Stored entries
==============================

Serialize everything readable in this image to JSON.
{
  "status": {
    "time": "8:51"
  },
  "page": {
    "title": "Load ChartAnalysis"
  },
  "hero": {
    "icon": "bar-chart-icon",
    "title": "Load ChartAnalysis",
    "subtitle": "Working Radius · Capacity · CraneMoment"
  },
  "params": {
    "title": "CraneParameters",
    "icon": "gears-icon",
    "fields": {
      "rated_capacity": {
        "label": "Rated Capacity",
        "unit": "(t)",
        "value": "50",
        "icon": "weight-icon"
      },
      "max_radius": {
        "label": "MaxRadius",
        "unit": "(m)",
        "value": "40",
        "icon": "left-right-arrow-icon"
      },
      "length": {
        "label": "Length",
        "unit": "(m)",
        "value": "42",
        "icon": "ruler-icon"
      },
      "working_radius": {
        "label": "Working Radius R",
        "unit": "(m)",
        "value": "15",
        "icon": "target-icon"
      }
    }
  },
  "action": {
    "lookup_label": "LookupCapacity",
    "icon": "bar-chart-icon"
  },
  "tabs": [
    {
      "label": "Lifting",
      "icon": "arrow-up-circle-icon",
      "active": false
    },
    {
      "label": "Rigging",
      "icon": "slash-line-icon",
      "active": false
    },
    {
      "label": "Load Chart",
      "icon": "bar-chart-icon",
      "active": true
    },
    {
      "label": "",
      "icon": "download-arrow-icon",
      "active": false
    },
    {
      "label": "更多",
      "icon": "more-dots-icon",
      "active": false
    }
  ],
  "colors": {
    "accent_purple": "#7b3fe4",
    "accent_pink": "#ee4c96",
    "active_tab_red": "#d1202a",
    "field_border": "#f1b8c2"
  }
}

==============================

[Aim] Return the entries in full, keeping every line exactly as it is.

[Reply to the task]
Serialize everything readable in this image to JSON.
{
  "status": {
    "time": "8:51"
  },
  "page": {
    "title": "Load ChartAnalysis"
  },
  "hero": {
    "icon": "bar-chart-icon",
    "title": "Load ChartAnalysis",
    "subtitle": "Working Radius · Capacity · CraneMoment"
  },
  "params": {
    "title": "CraneParameters",
    "icon": "gears-icon",
    "fields": {
      "rated_capacity": {
        "label": "Rated Capacity",
        "unit": "(t)",
        "value": "50",
        "icon": "weight-icon"
      },
      "max_radius": {
        "label": "MaxRadius",
        "unit": "(m)",
        "value": "40",
        "icon": "left-right-arrow-icon"
      },
      "length": {
        "label": "Length",
        "unit": "(m)",
        "value": "42",
        "icon": "ruler-icon"
      },
      "working_radius": {
        "label": "Working Radius R",
        "unit": "(m)",
        "value": "15",
        "icon": "target-icon"
      }
    }
  },
  "action": {
    "lookup_label": "LookupCapacity",
    "icon": "bar-chart-icon"
  },
  "tabs": [
    {
      "label": "Lifting",
      "icon": "arrow-up-circle-icon",
      "active": false
    },
    {
      "label": "Rigging",
      "icon": "slash-line-icon",
      "active": false
    },
    {
      "label": "Load Chart",
      "icon": "bar-chart-icon",
      "active": true
    },
    {
      "label": "",
      "icon": "download-arrow-icon",
      "active": false
    },
    {
      "label": "更多",
      "icon": "more-dots-icon",
      "active": false
    }
  ],
  "colors": {
    "accent_purple": "#7b3fe4",
    "accent_pink": "#ee4c96",
    "active_tab_red": "#d1202a",
    "field_border": "#f1b8c2"
  }
}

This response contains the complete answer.